**What you have to do**
Below are some entries. Output each one exactly as it appears.

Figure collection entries

++++++++++

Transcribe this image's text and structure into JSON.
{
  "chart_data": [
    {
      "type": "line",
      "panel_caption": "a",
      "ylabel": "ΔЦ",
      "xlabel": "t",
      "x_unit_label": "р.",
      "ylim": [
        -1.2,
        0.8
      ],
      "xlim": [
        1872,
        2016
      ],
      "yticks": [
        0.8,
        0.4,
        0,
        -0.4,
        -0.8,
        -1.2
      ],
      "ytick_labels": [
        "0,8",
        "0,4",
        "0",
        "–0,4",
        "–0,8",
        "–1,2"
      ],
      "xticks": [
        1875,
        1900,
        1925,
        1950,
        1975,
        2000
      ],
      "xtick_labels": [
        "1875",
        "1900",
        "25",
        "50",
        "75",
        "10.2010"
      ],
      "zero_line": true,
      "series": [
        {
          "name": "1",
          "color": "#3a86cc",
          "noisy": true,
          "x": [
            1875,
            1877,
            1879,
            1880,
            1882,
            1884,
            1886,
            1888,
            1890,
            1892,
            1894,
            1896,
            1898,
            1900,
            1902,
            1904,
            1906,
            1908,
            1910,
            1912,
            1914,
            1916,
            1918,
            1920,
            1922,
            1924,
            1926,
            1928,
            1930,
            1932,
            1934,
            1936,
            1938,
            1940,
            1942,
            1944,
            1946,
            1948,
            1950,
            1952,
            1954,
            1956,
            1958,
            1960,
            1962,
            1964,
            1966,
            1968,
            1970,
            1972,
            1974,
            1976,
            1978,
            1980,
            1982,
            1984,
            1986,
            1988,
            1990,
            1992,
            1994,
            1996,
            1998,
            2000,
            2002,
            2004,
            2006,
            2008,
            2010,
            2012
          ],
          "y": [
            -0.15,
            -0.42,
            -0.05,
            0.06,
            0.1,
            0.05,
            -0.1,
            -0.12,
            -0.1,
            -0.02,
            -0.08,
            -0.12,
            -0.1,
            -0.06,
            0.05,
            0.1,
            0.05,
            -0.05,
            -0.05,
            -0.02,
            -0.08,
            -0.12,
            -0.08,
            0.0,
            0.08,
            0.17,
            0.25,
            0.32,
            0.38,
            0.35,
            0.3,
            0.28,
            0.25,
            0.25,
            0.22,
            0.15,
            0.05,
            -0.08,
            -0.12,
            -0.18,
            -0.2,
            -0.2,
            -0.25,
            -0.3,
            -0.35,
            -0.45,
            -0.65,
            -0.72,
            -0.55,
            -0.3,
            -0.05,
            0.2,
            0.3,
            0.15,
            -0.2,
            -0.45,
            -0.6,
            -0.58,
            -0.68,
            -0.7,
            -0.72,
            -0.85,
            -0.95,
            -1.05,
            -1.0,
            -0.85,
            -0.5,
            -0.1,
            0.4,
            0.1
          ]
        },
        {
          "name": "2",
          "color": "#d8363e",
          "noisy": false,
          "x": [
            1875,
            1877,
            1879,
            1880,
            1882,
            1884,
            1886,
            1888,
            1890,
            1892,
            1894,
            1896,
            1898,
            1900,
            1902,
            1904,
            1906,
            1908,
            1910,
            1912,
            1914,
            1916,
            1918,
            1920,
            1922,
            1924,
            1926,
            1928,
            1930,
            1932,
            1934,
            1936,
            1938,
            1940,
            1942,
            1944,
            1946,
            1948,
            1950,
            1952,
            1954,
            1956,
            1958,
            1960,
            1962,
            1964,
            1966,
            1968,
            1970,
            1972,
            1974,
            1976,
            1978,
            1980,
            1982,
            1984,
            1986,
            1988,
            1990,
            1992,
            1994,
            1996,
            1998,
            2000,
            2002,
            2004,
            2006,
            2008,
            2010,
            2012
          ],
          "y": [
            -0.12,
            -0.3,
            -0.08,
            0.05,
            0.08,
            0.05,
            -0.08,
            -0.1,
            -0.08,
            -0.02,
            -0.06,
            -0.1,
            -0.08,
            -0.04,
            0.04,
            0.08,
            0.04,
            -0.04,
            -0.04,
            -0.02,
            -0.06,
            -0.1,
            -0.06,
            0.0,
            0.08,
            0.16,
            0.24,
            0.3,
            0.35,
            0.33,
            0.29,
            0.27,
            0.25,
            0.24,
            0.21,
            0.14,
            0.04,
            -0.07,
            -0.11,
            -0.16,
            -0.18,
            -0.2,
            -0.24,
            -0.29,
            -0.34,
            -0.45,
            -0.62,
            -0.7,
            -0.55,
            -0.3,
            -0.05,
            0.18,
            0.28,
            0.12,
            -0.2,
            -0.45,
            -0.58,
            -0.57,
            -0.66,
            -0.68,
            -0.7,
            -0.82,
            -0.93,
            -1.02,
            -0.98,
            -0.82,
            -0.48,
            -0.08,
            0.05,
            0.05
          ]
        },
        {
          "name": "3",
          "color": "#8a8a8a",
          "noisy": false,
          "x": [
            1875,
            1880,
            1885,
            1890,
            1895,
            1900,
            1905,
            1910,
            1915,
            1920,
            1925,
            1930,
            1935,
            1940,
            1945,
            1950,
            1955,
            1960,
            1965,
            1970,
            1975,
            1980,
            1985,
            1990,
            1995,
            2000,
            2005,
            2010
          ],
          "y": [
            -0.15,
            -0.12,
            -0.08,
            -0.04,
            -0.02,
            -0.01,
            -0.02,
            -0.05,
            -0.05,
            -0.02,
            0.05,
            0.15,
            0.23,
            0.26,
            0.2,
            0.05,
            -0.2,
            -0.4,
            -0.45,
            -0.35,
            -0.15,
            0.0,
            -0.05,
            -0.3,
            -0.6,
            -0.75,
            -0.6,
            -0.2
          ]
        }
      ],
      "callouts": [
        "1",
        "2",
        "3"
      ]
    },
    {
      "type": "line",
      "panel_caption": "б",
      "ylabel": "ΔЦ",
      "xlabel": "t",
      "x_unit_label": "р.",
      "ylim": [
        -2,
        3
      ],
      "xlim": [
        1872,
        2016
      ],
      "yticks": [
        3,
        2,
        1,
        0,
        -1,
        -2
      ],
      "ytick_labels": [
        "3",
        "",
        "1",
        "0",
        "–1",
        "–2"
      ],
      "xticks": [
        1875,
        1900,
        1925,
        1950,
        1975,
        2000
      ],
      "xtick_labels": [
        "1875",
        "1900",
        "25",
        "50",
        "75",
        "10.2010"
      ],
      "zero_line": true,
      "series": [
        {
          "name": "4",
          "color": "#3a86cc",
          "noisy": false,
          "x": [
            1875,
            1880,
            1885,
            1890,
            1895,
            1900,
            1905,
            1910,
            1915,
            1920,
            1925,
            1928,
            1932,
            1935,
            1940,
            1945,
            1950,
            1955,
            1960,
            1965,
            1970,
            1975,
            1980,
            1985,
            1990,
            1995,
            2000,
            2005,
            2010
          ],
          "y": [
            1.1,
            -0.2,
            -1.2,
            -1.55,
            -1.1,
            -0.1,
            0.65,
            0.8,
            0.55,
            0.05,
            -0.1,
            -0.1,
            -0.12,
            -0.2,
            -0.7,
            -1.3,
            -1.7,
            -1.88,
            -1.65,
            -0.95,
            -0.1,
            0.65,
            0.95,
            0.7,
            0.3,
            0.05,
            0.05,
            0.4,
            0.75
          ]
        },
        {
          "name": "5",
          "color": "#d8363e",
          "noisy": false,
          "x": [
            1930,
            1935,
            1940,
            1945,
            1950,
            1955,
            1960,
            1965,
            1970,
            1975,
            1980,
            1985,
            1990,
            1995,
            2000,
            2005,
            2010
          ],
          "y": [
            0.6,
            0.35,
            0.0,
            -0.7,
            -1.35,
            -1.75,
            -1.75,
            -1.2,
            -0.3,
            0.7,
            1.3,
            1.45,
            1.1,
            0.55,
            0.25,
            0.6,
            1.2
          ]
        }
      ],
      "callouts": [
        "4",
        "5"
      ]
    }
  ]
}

++++++++++

**Written reply**
Transcribe this image's text and structure into JSON.
{
  "chart_data": [
    {
      "type": "line",
      "panel_caption": "a",
      "ylabel": "ΔЦ",
      "xlabel": "t",
      "x_unit_label": "р.",
      "ylim": [
        -1.2,
        0.8
      ],
      "xlim": [
        1872,
        2016
      ],
      "yticks": [
        0.8,
        0.4,
        0,
        -0.4,
        -0.8,
        -1.2
      ],
      "ytick_labels": [
        "0,8",
        "0,4",
        "0",
        "–0,4",
        "–0,8",
        "–1,2"
      ],
      "xticks": [
        1875,
        1900,
        1925,
        1950,
        1975,
        2000
      ],
      "xtick_labels": [
        "1875",
        "1900",
        "25",
        "50",
        "75",
        "10.2010"
      ],
      "zero_line": true,
      "series": [
        {
          "name": "1",
          "color": "#3a86cc",
          "noisy": true,
          "x": [
            1875,
            1877,
            1879,
            1880,
            1882,
            1884,
            1886,
            1888,
            1890,
            1892,
            1894,
            1896,
            1898,
            1900,
            1902,
            1904,
            1906,
            1908,
            1910,
            1912,
            1914,
            1916,
            1918,
            1920,
            1922,
            1924,
            1926,
            1928,
            1930,
            1932,
            1934,
            1936,
            1938,
            1940,
            1942,
            1944,
            1946,
            1948,
            1950,
            1952,
            1954,
            1956,
            1958,
            1960,
            1962,
            1964,
            1966,
            1968,
            1970,
            1972,
            1974,
            1976,
            1978,
            1980,
            1982,
            1984,
            1986,
            1988,
            1990,
            1992,
            1994,
            1996,
            1998,
            2000,
            2002,
            2004,
            2006,
            2008,
            2010,
            2012
          ],
          "y": [
            -0.15,
            -0.42,
            -0.05,
            0.06,
            0.1,
            0.05,
            -0.1,
            -0.12,
            -0.1,
            -0.02,
            -0.08,
            -0.12,
            -0.1,
            -0.06,
            0.05,
            0.1,
            0.05,
            -0.05,
            -0.05,
            -0.02,
            -0.08,
            -0.12,
            -0.08,
            0.0,
            0.08,
            0.17,
            0.25,
            0.32,
            0.38,
            0.35,
            0.3,
            0.28,
            0.25,
            0.25,
            0.22,
            0.15,
            0.05,
            -0.08,
            -0.12,
            -0.18,
            -0.2,
            -0.2,
            -0.25,
            -0.3,
            -0.35,
            -0.45,
            -0.65,
            -0.72,
            -0.55,
            -0.3,
            -0.05,
            0.2,
            0.3,
            0.15,
            -0.2,
            -0.45,
            -0.6,
            -0.58,
            -0.68,
            -0.7,
            -0.72,
            -0.85,
            -0.95,
            -1.05,
            -1.0,
            -0.85,
            -0.5,
            -0.1,
            0.4,
            0.1
          ]
        },
        {
          "name": "2",
          "color": "#d8363e",
          "noisy": false,
          "x": [
            1875,
            1877,
            1879,
            1880,
            1882,
            1884,
            1886,
            1888,
            1890,
            1892,
            1894,
            1896,
            1898,
            1900,
            1902,
            1904,
            1906,
            1908,
            1910,
            1912,
            1914,
            1916,
            1918,
            1920,
            1922,
            1924,
            1926,
            1928,
            1930,
            1932,
            1934,
            1936,
            1938,
            1940,
            1942,
            1944,
            1946,
            1948,
            1950,
            1952,
            1954,
            1956,
            1958,
            1960,
            1962,
            1964,
            1966,
            1968,
            1970,
            1972,
            1974,
            1976,
            1978,
            1980,
            1982,
            1984,
            1986,
            1988,
            1990,
            1992,
            1994,
            1996,
            1998,
            2000,
            2002,
            2004,
            2006,
            2008,
            2010,
            2012
          ],
          "y": [
            -0.12,
            -0.3,
            -0.08,
            0.05,
            0.08,
            0.05,
            -0.08,
            -0.1,
            -0.08,
            -0.02,
            -0.06,
            -0.1,
            -0.08,
            -0.04,
            0.04,
            0.08,
            0.04,
            -0.04,
            -0.04,
            -0.02,
            -0.06,
            -0.1,
            -0.06,
            0.0,
            0.08,
            0.16,
            0.24,
            0.3,
            0.35,
            0.33,
            0.29,
            0.27,
            0.25,
            0.24,
            0.21,
            0.14,
            0.04,
            -0.07,
            -0.11,
            -0.16,
            -0.18,
            -0.2,
            -0.24,
            -0.29,
            -0.34,
            -0.45,
            -0.62,
            -0.7,
            -0.55,
            -0.3,
            -0.05,
            0.18,
            0.28,
            0.12,
            -0.2,
            -0.45,
            -0.58,
            -0.57,
            -0.66,
            -0.68,
            -0.7,
            -0.82,
            -0.93,
            -1.02,
            -0.98,
            -0.82,
            -0.48,
            -0.08,
            0.05,
            0.05
          ]
        },
        {
          "name": "3",
          "color": "#8a8a8a",
          "noisy": false,
          "x": [
            1875,
            1880,
            1885,
            1890,
            1895,
            1900,
            1905,
            1910,
            1915,
            1920,
            1925,
            1930,
            1935,
            1940,
            1945,
            1950,
            1955,
            1960,
            1965,
            1970,
            1975,
            1980,
            1985,
            1990,
            1995,
            2000,
            2005,
            2010
          ],
          "y": [
            -0.15,
            -0.12,
            -0.08,
            -0.04,
            -0.02,
            -0.01,
            -0.02,
            -0.05,
            -0.05,
            -0.02,
            0.05,
            0.15,
            0.23,
            0.26,
            0.2,
            0.05,
            -0.2,
            -0.4,
            -0.45,
            -0.35,
            -0.15,
            0.0,
            -0.05,
            -0.3,
            -0.6,
            -0.75,
            -0.6,
            -0.2
          ]
        }
      ],
      "callouts": [
        "1",
        "2",
        "3"
      ]
    },
    {
      "type": "line",
      "panel_caption": "б",
      "ylabel": "ΔЦ",
      "xlabel": "t",
      "x_unit_label": "р.",
      "ylim": [
        -2,
        3
      ],
      "xlim": [
        1872,
        2016
      ],
      "yticks": [
        3,
        2,
        1,
        0,
        -1,
        -2
      ],
      "ytick_labels": [
        "3",
        "",
        "1",
        "0",
        "–1",
        "–2"
      ],
      "xticks": [
        1875,
        1900,
        1925,
        1950,
        1975,
        2000
      ],
      "xtick_labels": [
        "1875",
        "1900",
        "25",
        "50",
        "75",
        "10.2010"
      ],
      "zero_line": true,
      "series": [
        {
          "name": "4",
          "color": "#3a86cc",
          "noisy": false,
          "x": [
            1875,
            1880,
            1885,
            1890,
            1895,
            1900,
            1905,
            1910,
            1915,
            1920,
            1925,
            1928,
            1932,
            1935,
            1940,
            1945,
            1950,
            1955,
            1960,
            1965,
            1970,
            1975,
            1980,
            1985,
            1990,
            1995,
            2000,
            2005,
            2010
          ],
          "y": [
            1.1,
            -0.2,
            -1.2,
            -1.55,
            -1.1,
            -0.1,
            0.65,
            0.8,
            0.55,
            0.05,
            -0.1,
            -0.1,
            -0.12,
            -0.2,
            -0.7,
            -1.3,
            -1.7,
            -1.88,
            -1.65,
            -0.95,
            -0.1,
            0.65,
            0.95,
            0.7,
            0.3,
            0.05,
            0.05,
            0.4,
            0.75
          ]
        },
        {
          "name": "5",
          "color": "#d8363e",
          "noisy": false,
          "x": [
            1930,
            1935,
            1940,
            1945,
            1950,
            1955,
            1960,
            1965,
            1970,
            1975,
            1980,
            1985,
            1990,
            1995,
            2000,
            2005,
            2010
          ],
          "y": [
            0.6,
            0.35,
            0.0,
            -0.7,
            -1.35,
            -1.75,
            -1.75,
            -1.2,
            -0.3,
            0.7,
            1.3,
            1.45,
            1.1,
            0.55,
            0.25,
            0.6,
            1.2
          ]
        }
      ],
      "callouts": [
        "4",
        "5"
      ]
    }
  ]
}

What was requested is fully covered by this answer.